• Direction
Pick out each line containing the string "她的动作很轻" and copy it.

--- start of Data lines ---

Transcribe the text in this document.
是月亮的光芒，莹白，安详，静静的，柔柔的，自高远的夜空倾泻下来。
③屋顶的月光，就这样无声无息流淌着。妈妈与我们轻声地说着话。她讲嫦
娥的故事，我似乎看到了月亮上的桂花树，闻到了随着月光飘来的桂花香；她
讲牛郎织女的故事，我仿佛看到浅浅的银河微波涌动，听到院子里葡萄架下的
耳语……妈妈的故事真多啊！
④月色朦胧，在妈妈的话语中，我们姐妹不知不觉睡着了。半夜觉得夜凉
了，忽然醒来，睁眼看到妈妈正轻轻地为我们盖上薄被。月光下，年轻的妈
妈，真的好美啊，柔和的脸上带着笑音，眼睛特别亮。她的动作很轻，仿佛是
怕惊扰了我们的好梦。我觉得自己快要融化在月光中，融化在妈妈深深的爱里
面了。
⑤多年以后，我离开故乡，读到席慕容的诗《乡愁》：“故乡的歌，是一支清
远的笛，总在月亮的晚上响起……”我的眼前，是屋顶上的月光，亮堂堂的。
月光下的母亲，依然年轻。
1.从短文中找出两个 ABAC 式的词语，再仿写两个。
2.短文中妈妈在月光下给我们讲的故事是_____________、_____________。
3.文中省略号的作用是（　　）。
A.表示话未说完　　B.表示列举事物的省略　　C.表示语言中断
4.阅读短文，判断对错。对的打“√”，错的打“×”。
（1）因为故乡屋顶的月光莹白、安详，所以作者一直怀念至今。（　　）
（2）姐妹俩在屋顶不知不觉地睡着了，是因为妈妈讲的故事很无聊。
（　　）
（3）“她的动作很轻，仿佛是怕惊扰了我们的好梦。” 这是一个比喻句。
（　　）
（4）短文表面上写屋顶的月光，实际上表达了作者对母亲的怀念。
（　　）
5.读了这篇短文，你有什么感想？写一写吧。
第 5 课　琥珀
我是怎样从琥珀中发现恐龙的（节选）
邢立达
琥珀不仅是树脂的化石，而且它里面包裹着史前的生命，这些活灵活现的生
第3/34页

--- end of Data lines ---

• Answer for this exercise
妈，真的好美啊，柔和的脸上带着笑音，眼睛特别亮。她的动作很轻，仿佛是
（3）“她的动作很轻，仿佛是怕惊扰了我们的好梦。” 这是一个比喻句。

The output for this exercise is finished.